- _WRITTEN PROBLEM_
Lines that contain the string "highlight" are to be copied; leave out all others.

- _RECORD EXTRACTS_
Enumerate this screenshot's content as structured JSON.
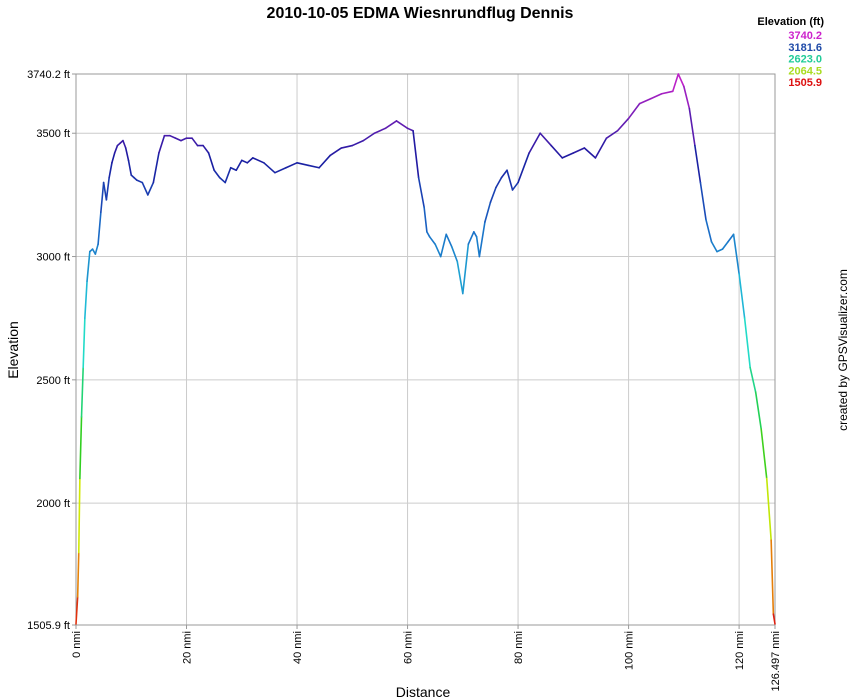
{
  "chart_data": {
    "type": "line",
    "title": "2010-10-05 EDMA Wiesnrundflug Dennis",
    "xlabel": "Distance",
    "ylabel": "Elevation",
    "credit": "created by GPSVisualizer.com",
    "grid": true,
    "xlim": [
      0,
      126.497
    ],
    "ylim": [
      1505.9,
      3740.2
    ],
    "x_ticks": [
      {
        "value": 0,
        "label": "0 nmi"
      },
      {
        "value": 20,
        "label": "20 nmi"
      },
      {
        "value": 40,
        "label": "40 nmi"
      },
      {
        "value": 60,
        "label": "60 nmi"
      },
      {
        "value": 80,
        "label": "80 nmi"
      },
      {
        "value": 100,
        "label": "100 nmi"
      },
      {
        "value": 120,
        "label": "120 nmi"
      },
      {
        "value": 126.497,
        "label": "126.497 nmi"
      }
    ],
    "y_ticks": [
      {
        "value": 1505.9,
        "label": "1505.9 ft"
      },
      {
        "value": 2000,
        "label": "2000 ft"
      },
      {
        "value": 2500,
        "label": "2500 ft"
      },
      {
        "value": 3000,
        "label": "3000 ft"
      },
      {
        "value": 3500,
        "label": "3500 ft"
      },
      {
        "value": 3740.2,
        "label": "3740.2 ft"
      }
    ],
    "legend": {
      "title": "Elevation (ft)",
      "placement": "top-right",
      "entries": [
        {
          "label": "3740.2",
          "color": "#cc22cc"
        },
        {
          "label": "3181.6",
          "color": "#1f4aa8"
        },
        {
          "label": "2623.0",
          "color": "#22cc99"
        },
        {
          "label": "2064.5",
          "color": "#aadd22"
        },
        {
          "label": "1505.9",
          "color": "#dd1111"
        }
      ]
    },
    "color_scale": [
      {
        "value": 1505.9,
        "color": "#dd1111"
      },
      {
        "value": 1900,
        "color": "#eeee00"
      },
      {
        "value": 2250,
        "color": "#22cc22"
      },
      {
        "value": 2700,
        "color": "#22dddd"
      },
      {
        "value": 3100,
        "color": "#1a6ec8"
      },
      {
        "value": 3400,
        "color": "#1a1aa0"
      },
      {
        "value": 3740.2,
        "color": "#cc22cc"
      }
    ],
    "series": [
      {
        "x": [
          0,
          0.3,
          0.5,
          0.7,
          1.0,
          1.3,
          1.6,
          2.0,
          2.5,
          3.0,
          3.5,
          4.0,
          4.5,
          5.0,
          5.5,
          6.0,
          6.5,
          7.0,
          7.5,
          8.0,
          8.5,
          9.0,
          9.5,
          10.0,
          10.5,
          11.0,
          12.0,
          13.0,
          14.0,
          15.0,
          16.0,
          17.0,
          18.0,
          19.0,
          20.0,
          21.0,
          22.0,
          23.0,
          24.0,
          25.0,
          26.0,
          27.0,
          28.0,
          29.0,
          30.0,
          31.0,
          32.0,
          34.0,
          36.0,
          38.0,
          40.0,
          42.0,
          44.0,
          46.0,
          48.0,
          50.0,
          52.0,
          54.0,
          56.0,
          58.0,
          60.0,
          61.0,
          62.0,
          63.0,
          63.5,
          64.0,
          65.0,
          66.0,
          67.0,
          68.0,
          69.0,
          70.0,
          71.0,
          72.0,
          72.5,
          73.0,
          74.0,
          75.0,
          76.0,
          77.0,
          78.0,
          79.0,
          80.0,
          82.0,
          84.0,
          86.0,
          88.0,
          90.0,
          92.0,
          94.0,
          96.0,
          98.0,
          100.0,
          102.0,
          104.0,
          106.0,
          108.0,
          109.0,
          110.0,
          111.0,
          112.0,
          113.0,
          114.0,
          115.0,
          116.0,
          117.0,
          118.0,
          119.0,
          120.0,
          121.0,
          122.0,
          123.0,
          124.0,
          125.0,
          125.8,
          126.2,
          126.497
        ],
        "y": [
          1510,
          1620,
          1800,
          2100,
          2350,
          2550,
          2750,
          2900,
          3020,
          3030,
          3010,
          3050,
          3180,
          3300,
          3230,
          3320,
          3380,
          3420,
          3450,
          3460,
          3470,
          3440,
          3390,
          3330,
          3320,
          3310,
          3300,
          3250,
          3300,
          3420,
          3490,
          3490,
          3480,
          3470,
          3480,
          3480,
          3450,
          3450,
          3420,
          3350,
          3320,
          3300,
          3360,
          3350,
          3390,
          3380,
          3400,
          3380,
          3340,
          3360,
          3380,
          3370,
          3360,
          3410,
          3440,
          3450,
          3470,
          3500,
          3520,
          3550,
          3520,
          3510,
          3320,
          3200,
          3100,
          3080,
          3050,
          3000,
          3090,
          3040,
          2980,
          2850,
          3050,
          3100,
          3080,
          3000,
          3140,
          3220,
          3280,
          3320,
          3350,
          3270,
          3300,
          3420,
          3500,
          3450,
          3400,
          3420,
          3440,
          3400,
          3480,
          3510,
          3560,
          3620,
          3640,
          3660,
          3670,
          3740,
          3690,
          3600,
          3450,
          3300,
          3150,
          3060,
          3020,
          3030,
          3060,
          3090,
          2930,
          2750,
          2550,
          2450,
          2300,
          2100,
          1850,
          1550,
          1510
        ]
      }
    ]
  }
}
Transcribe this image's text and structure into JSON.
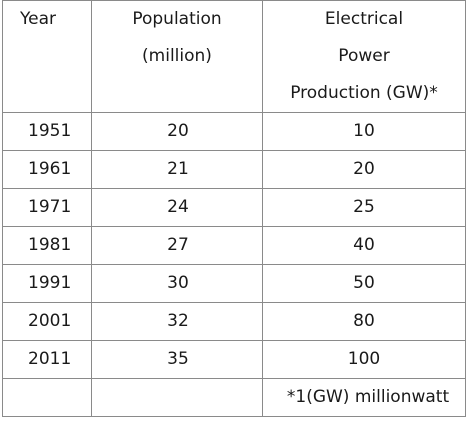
{
  "table": {
    "headers": {
      "year": [
        "Year"
      ],
      "population": [
        "Population",
        "(million)"
      ],
      "power": [
        "Electrical",
        "Power",
        "Production (GW)*"
      ]
    },
    "rows": [
      {
        "year": "1951",
        "population": "20",
        "power": "10"
      },
      {
        "year": "1961",
        "population": "21",
        "power": "20"
      },
      {
        "year": "1971",
        "population": "24",
        "power": "25"
      },
      {
        "year": "1981",
        "population": "27",
        "power": "40"
      },
      {
        "year": "1991",
        "population": "30",
        "power": "50"
      },
      {
        "year": "2001",
        "population": "32",
        "power": "80"
      },
      {
        "year": "2011",
        "population": "35",
        "power": "100"
      }
    ],
    "footnote": "*1(GW) millionwatt"
  }
}
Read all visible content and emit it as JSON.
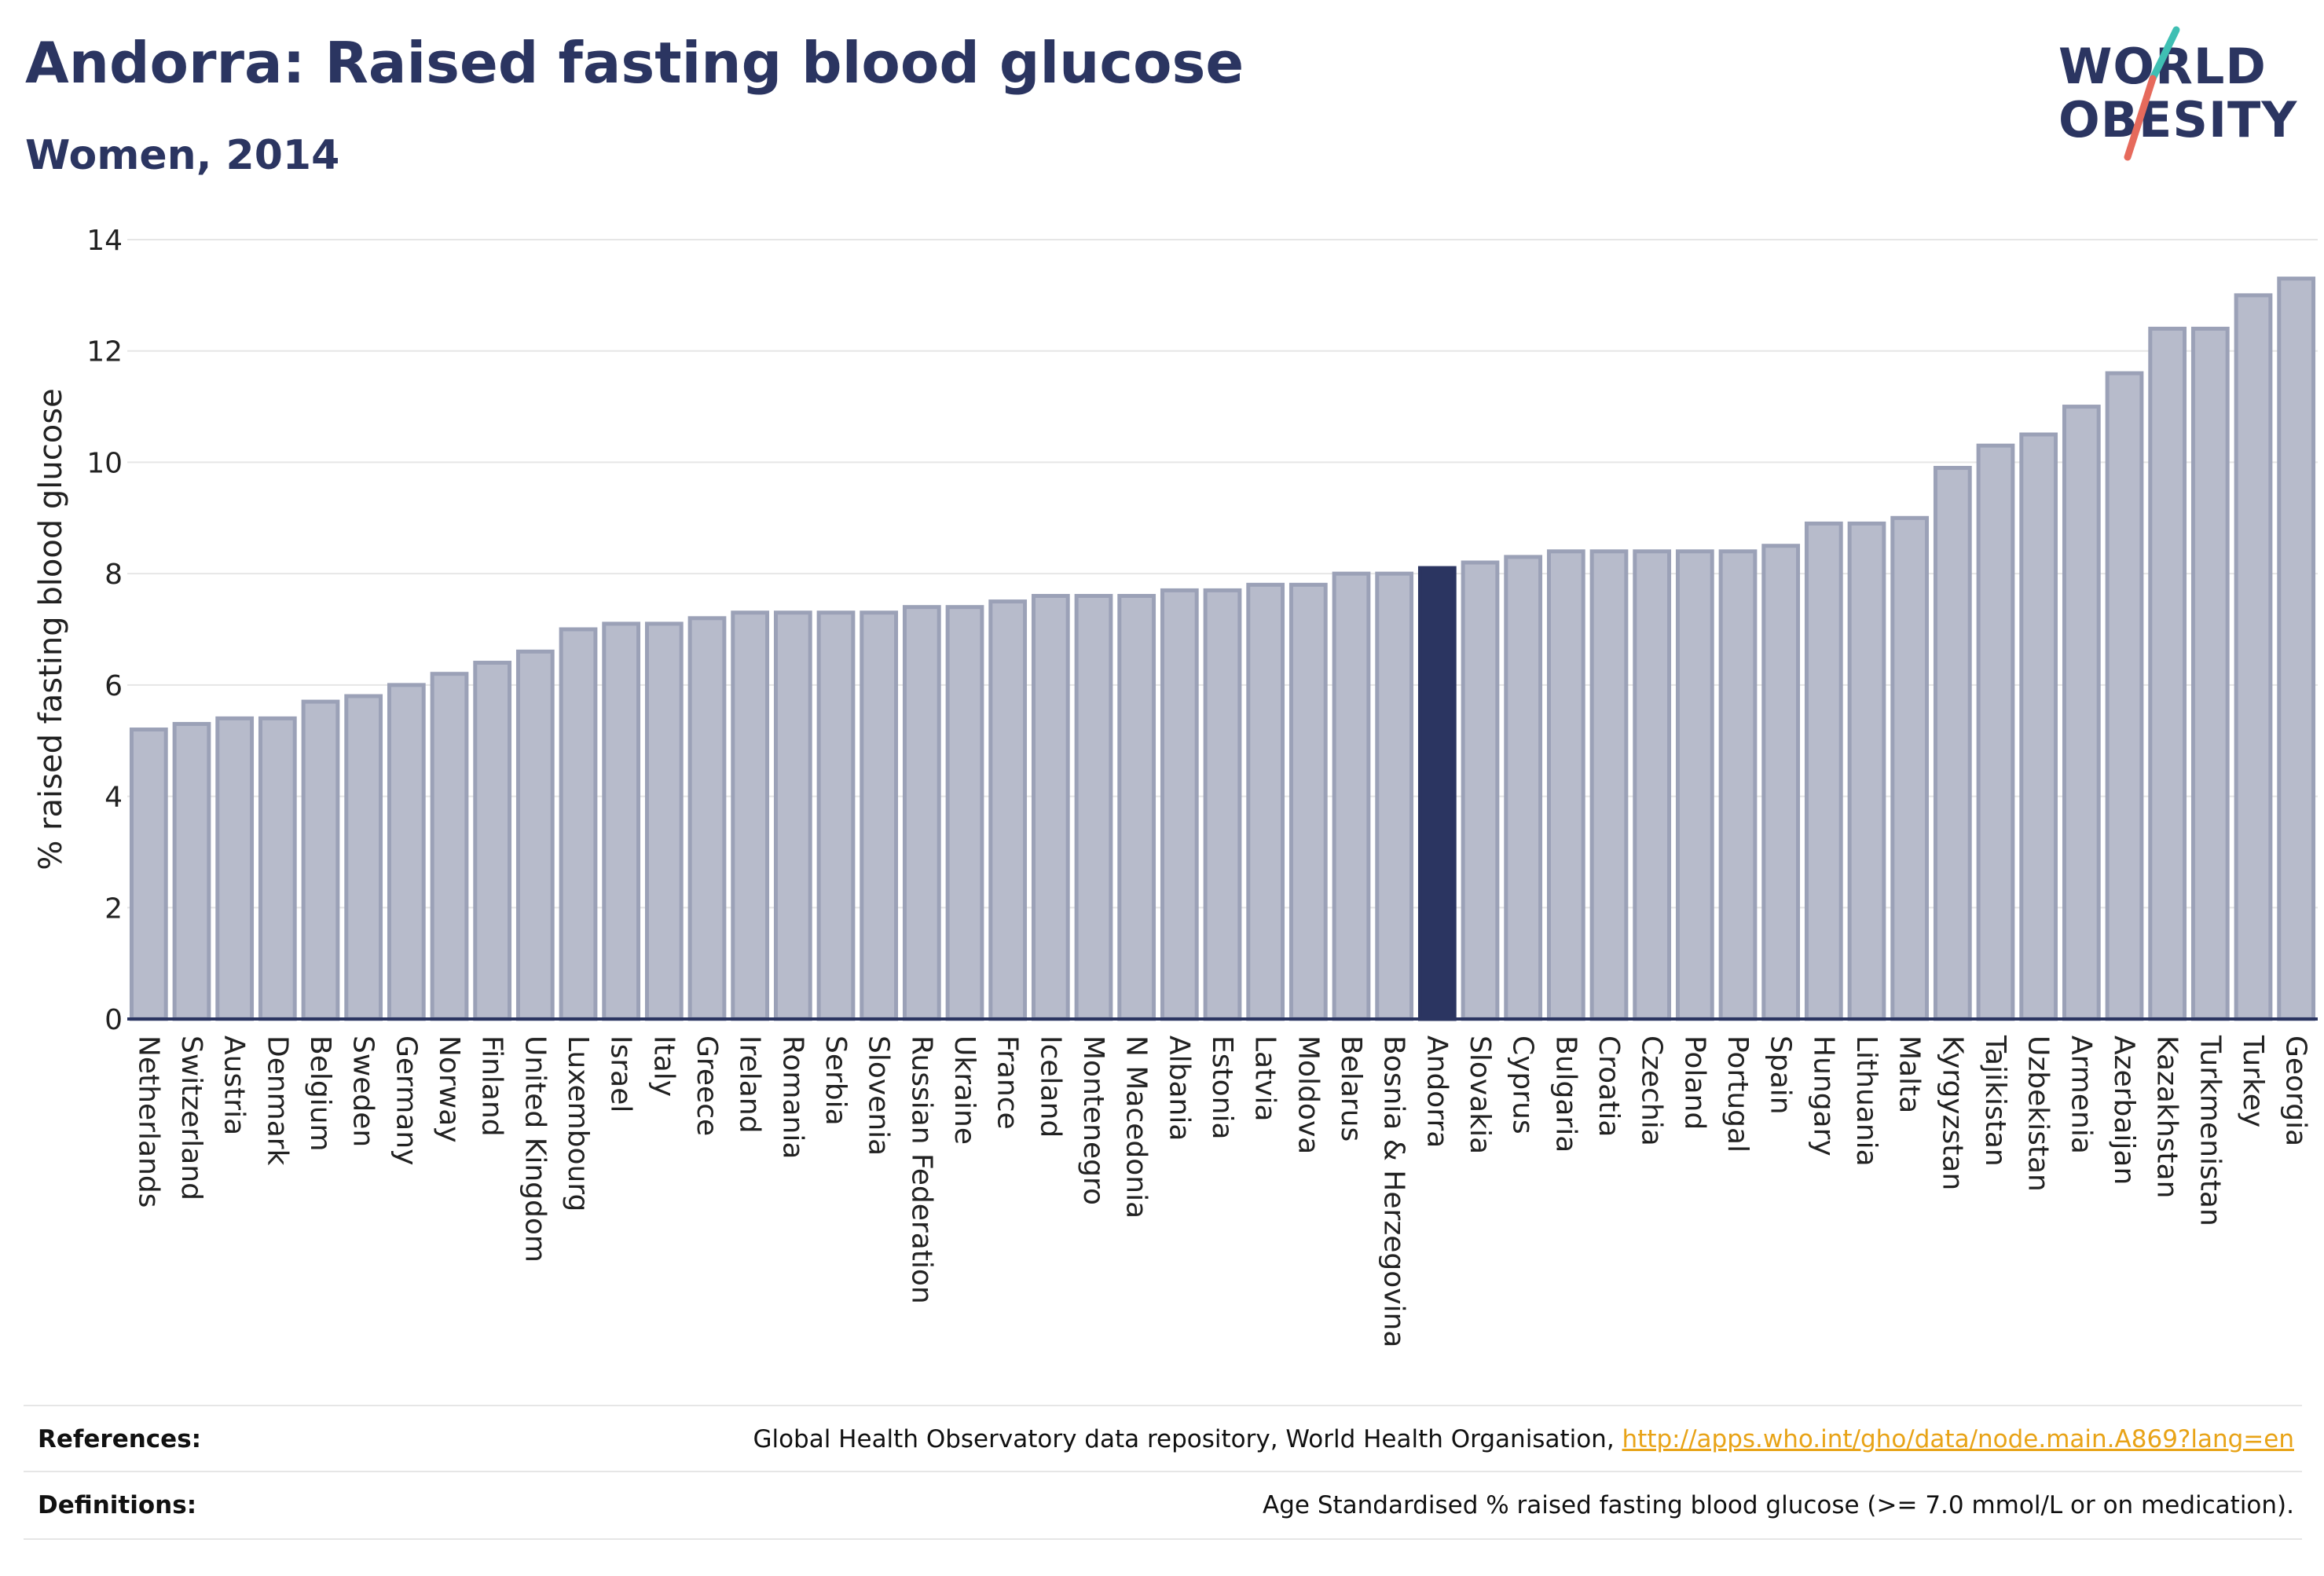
{
  "header": {
    "title": "Andorra: Raised fasting blood glucose",
    "subtitle": "Women, 2014"
  },
  "logo": {
    "line1": "WORLD",
    "line2": "OBESITY",
    "icon": "slash-mark-icon"
  },
  "colors": {
    "bar_fill": "#b7bbcb",
    "bar_stroke": "#9ba1b7",
    "highlight": "#2b3561",
    "grid": "#e6e6e6",
    "axis": "#2b3561",
    "text": "#2b3561",
    "link": "#e8a317",
    "logo_teal": "#3fbfb3",
    "logo_coral": "#e66a5c"
  },
  "chart_data": {
    "type": "bar",
    "title": "Andorra: Raised fasting blood glucose",
    "subtitle": "Women, 2014",
    "xlabel": "",
    "ylabel": "% raised fasting blood glucose",
    "ylim": [
      0,
      14
    ],
    "yticks": [
      0,
      2,
      4,
      6,
      8,
      10,
      12,
      14
    ],
    "grid": true,
    "highlight": "Andorra",
    "categories": [
      "Netherlands",
      "Switzerland",
      "Austria",
      "Denmark",
      "Belgium",
      "Sweden",
      "Germany",
      "Norway",
      "Finland",
      "United Kingdom",
      "Luxembourg",
      "Israel",
      "Italy",
      "Greece",
      "Ireland",
      "Romania",
      "Serbia",
      "Slovenia",
      "Russian Federation",
      "Ukraine",
      "France",
      "Iceland",
      "Montenegro",
      "N Macedonia",
      "Albania",
      "Estonia",
      "Latvia",
      "Moldova",
      "Belarus",
      "Bosnia & Herzegovina",
      "Andorra",
      "Slovakia",
      "Cyprus",
      "Bulgaria",
      "Croatia",
      "Czechia",
      "Poland",
      "Portugal",
      "Spain",
      "Hungary",
      "Lithuania",
      "Malta",
      "Kyrgyzstan",
      "Tajikistan",
      "Uzbekistan",
      "Armenia",
      "Azerbaijan",
      "Kazakhstan",
      "Turkmenistan",
      "Turkey",
      "Georgia"
    ],
    "values": [
      5.2,
      5.3,
      5.4,
      5.4,
      5.7,
      5.8,
      6.0,
      6.2,
      6.4,
      6.6,
      7.0,
      7.1,
      7.1,
      7.2,
      7.3,
      7.3,
      7.3,
      7.3,
      7.4,
      7.4,
      7.5,
      7.6,
      7.6,
      7.6,
      7.7,
      7.7,
      7.8,
      7.8,
      8.0,
      8.0,
      8.1,
      8.2,
      8.3,
      8.4,
      8.4,
      8.4,
      8.4,
      8.4,
      8.5,
      8.9,
      8.9,
      9.0,
      9.9,
      10.3,
      10.5,
      11.0,
      11.6,
      12.4,
      12.4,
      13.0,
      13.3
    ]
  },
  "footer": {
    "references_label": "References:",
    "references_text": "Global Health Observatory data repository, World Health Organisation, ",
    "references_link": "http://apps.who.int/gho/data/node.main.A869?lang=en",
    "definitions_label": "Definitions:",
    "definitions_text": "Age Standardised % raised fasting blood glucose (>= 7.0 mmol/L or on medication)."
  }
}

- _RESULT BELOW_
    "highlight": "#2b3561",
    "highlight": "Andorra",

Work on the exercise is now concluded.